# [Short problem]
Quote the listing below word for word, keeping every line in its original order.
========================================
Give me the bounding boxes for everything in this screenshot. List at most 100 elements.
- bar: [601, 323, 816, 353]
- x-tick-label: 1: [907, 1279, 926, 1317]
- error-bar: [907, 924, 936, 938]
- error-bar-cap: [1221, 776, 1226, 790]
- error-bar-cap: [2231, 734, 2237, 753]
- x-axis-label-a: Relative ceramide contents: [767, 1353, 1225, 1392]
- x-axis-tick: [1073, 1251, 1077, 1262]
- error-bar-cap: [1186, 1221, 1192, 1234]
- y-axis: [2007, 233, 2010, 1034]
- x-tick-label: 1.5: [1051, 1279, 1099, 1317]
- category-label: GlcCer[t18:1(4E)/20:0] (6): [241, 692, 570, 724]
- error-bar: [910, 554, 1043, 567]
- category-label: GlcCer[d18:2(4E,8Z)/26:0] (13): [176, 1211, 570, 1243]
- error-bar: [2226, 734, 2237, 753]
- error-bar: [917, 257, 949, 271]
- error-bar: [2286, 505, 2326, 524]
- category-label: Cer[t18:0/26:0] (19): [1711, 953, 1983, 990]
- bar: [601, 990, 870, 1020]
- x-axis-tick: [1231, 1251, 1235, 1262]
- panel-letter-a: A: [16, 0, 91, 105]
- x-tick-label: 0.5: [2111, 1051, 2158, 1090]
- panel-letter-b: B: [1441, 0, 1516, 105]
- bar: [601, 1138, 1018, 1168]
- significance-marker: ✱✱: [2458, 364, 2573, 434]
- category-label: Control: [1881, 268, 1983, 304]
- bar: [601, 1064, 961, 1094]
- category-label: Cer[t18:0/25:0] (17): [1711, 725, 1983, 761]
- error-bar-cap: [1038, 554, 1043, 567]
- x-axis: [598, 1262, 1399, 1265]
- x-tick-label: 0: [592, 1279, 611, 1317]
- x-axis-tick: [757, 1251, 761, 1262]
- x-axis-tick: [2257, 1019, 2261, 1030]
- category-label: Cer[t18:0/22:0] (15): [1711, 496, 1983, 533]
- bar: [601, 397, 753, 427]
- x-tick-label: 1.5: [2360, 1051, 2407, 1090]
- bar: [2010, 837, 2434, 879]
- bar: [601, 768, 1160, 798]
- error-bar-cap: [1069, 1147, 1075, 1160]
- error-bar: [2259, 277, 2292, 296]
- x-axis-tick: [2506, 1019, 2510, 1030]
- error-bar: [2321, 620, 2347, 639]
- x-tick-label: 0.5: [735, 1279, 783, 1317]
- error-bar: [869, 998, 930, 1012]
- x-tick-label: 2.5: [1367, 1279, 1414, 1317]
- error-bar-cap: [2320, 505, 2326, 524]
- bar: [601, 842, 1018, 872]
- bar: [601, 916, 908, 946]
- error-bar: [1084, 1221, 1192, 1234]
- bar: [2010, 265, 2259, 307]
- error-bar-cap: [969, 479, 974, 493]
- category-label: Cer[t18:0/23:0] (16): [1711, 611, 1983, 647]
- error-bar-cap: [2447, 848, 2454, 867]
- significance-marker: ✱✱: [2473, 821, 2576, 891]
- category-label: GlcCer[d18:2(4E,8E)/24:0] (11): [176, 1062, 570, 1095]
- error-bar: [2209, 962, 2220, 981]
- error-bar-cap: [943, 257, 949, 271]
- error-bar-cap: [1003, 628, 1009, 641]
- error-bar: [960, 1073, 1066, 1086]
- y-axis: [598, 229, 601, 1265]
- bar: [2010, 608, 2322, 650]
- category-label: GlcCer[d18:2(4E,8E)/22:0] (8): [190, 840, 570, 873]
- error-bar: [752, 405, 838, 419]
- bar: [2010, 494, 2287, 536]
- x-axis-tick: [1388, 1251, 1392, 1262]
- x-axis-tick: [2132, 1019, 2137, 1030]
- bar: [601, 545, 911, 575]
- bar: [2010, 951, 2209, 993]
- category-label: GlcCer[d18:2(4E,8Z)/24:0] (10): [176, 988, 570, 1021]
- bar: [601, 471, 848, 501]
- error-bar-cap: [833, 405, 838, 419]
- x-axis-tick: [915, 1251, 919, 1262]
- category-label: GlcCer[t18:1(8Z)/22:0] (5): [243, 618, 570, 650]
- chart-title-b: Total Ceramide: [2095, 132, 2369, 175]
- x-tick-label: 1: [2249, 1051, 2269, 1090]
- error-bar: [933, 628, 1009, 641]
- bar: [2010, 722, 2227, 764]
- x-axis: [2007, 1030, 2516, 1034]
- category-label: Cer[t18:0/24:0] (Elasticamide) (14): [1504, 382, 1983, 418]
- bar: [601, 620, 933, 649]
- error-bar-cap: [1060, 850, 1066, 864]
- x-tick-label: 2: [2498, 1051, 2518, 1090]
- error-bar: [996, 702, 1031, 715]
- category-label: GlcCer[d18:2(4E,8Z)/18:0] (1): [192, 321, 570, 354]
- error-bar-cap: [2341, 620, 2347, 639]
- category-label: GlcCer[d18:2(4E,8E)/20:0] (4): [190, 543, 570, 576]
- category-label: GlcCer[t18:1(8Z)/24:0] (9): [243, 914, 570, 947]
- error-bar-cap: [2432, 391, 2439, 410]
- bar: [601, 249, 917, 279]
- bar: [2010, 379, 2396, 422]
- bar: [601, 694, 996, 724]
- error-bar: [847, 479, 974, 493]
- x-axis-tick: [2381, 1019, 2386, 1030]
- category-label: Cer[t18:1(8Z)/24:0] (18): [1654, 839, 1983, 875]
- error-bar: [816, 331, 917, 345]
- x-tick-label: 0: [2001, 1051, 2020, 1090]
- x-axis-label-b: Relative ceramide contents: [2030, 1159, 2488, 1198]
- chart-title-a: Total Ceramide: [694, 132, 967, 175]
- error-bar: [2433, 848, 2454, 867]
========================================
# [Written reply]
Give me the bounding boxes for everything in this screenshot. List at most 100 elements.
- bar: [601, 323, 816, 353]
- x-tick-label: 1: [907, 1279, 926, 1317]
- error-bar: [907, 924, 936, 938]
- error-bar-cap: [1221, 776, 1226, 790]
- error-bar-cap: [2231, 734, 2237, 753]
- x-axis-label-a: Relative ceramide contents: [767, 1353, 1225, 1392]
- x-axis-tick: [1073, 1251, 1077, 1262]
- error-bar-cap: [1186, 1221, 1192, 1234]
- y-axis: [2007, 233, 2010, 1034]
- x-tick-label: 1.5: [1051, 1279, 1099, 1317]
- category-label: GlcCer[t18:1(4E)/20:0] (6): [241, 692, 570, 724]
- error-bar: [910, 554, 1043, 567]
- category-label: GlcCer[d18:2(4E,8Z)/26:0] (13): [176, 1211, 570, 1243]
- error-bar: [2226, 734, 2237, 753]
- error-bar: [917, 257, 949, 271]
- error-bar: [2286, 505, 2326, 524]
- category-label: Cer[t18:0/26:0] (19): [1711, 953, 1983, 990]
- bar: [601, 990, 870, 1020]
- x-axis-tick: [1231, 1251, 1235, 1262]
- panel-letter-a: A: [16, 0, 91, 105]
- x-tick-label: 0.5: [2111, 1051, 2158, 1090]
- panel-letter-b: B: [1441, 0, 1516, 105]
- bar: [601, 1138, 1018, 1168]
- significance-marker: ✱✱: [2458, 364, 2573, 434]
- category-label: Control: [1881, 268, 1983, 304]
- bar: [601, 1064, 961, 1094]
- category-label: Cer[t18:0/25:0] (17): [1711, 725, 1983, 761]
- error-bar-cap: [1038, 554, 1043, 567]
- x-axis: [598, 1262, 1399, 1265]
- x-tick-label: 0: [592, 1279, 611, 1317]
- x-axis-tick: [757, 1251, 761, 1262]
- x-axis-tick: [2257, 1019, 2261, 1030]
- category-label: Cer[t18:0/22:0] (15): [1711, 496, 1983, 533]
- bar: [601, 397, 753, 427]
- x-tick-label: 1.5: [2360, 1051, 2407, 1090]
- bar: [2010, 837, 2434, 879]
- bar: [601, 768, 1160, 798]
- error-bar-cap: [1069, 1147, 1075, 1160]
- error-bar: [2259, 277, 2292, 296]
- x-axis-tick: [2506, 1019, 2510, 1030]
- error-bar: [2321, 620, 2347, 639]
- x-tick-label: 0.5: [735, 1279, 783, 1317]
- error-bar: [869, 998, 930, 1012]
- x-tick-label: 2.5: [1367, 1279, 1414, 1317]
- error-bar-cap: [2320, 505, 2326, 524]
- bar: [601, 842, 1018, 872]
- bar: [601, 916, 908, 946]
- error-bar: [1084, 1221, 1192, 1234]
- bar: [2010, 265, 2259, 307]
- error-bar-cap: [969, 479, 974, 493]
- category-label: Cer[t18:0/23:0] (16): [1711, 611, 1983, 647]
- error-bar-cap: [2447, 848, 2454, 867]
- significance-marker: ✱✱: [2473, 821, 2576, 891]
- category-label: GlcCer[d18:2(4E,8E)/24:0] (11): [176, 1062, 570, 1095]
- error-bar: [2209, 962, 2220, 981]
- error-bar-cap: [943, 257, 949, 271]
- error-bar-cap: [1003, 628, 1009, 641]
- error-bar: [960, 1073, 1066, 1086]
- y-axis: [598, 229, 601, 1265]
- bar: [2010, 608, 2322, 650]
- category-label: GlcCer[d18:2(4E,8E)/22:0] (8): [190, 840, 570, 873]
- error-bar: [752, 405, 838, 419]
- bar: [2010, 494, 2287, 536]
- x-axis-tick: [1388, 1251, 1392, 1262]
- x-axis-tick: [2132, 1019, 2137, 1030]
- bar: [601, 545, 911, 575]
- bar: [2010, 951, 2209, 993]
- category-label: GlcCer[d18:2(4E,8Z)/24:0] (10): [176, 988, 570, 1021]
- bar: [601, 471, 848, 501]
- error-bar-cap: [833, 405, 838, 419]
- x-axis-tick: [915, 1251, 919, 1262]
- category-label: GlcCer[t18:1(8Z)/22:0] (5): [243, 618, 570, 650]
- chart-title-b: Total Ceramide: [2095, 132, 2369, 175]
- x-tick-label: 1: [2249, 1051, 2269, 1090]
- error-bar: [933, 628, 1009, 641]
- bar: [2010, 722, 2227, 764]
- x-axis: [2007, 1030, 2516, 1034]
- category-label: Cer[t18:0/24:0] (Elasticamide) (14): [1504, 382, 1983, 418]
- bar: [601, 620, 933, 649]
- error-bar-cap: [1060, 850, 1066, 864]
- x-tick-label: 2: [2498, 1051, 2518, 1090]
- error-bar: [996, 702, 1031, 715]
- category-label: GlcCer[d18:2(4E,8Z)/18:0] (1): [192, 321, 570, 354]
- error-bar-cap: [2341, 620, 2347, 639]
- category-label: GlcCer[d18:2(4E,8E)/20:0] (4): [190, 543, 570, 576]
- category-label: GlcCer[t18:1(8Z)/24:0] (9): [243, 914, 570, 947]
- error-bar-cap: [2432, 391, 2439, 410]
- bar: [601, 249, 917, 279]
- bar: [2010, 379, 2396, 422]
- bar: [601, 694, 996, 724]
- error-bar: [847, 479, 974, 493]
- x-axis-tick: [2381, 1019, 2386, 1030]
- category-label: Cer[t18:1(8Z)/24:0] (18): [1654, 839, 1983, 875]
- error-bar: [816, 331, 917, 345]
- x-tick-label: 0: [2001, 1051, 2020, 1090]
- x-axis-label-b: Relative ceramide contents: [2030, 1159, 2488, 1198]
- chart-title-a: Total Ceramide: [694, 132, 967, 175]
- error-bar: [2433, 848, 2454, 867]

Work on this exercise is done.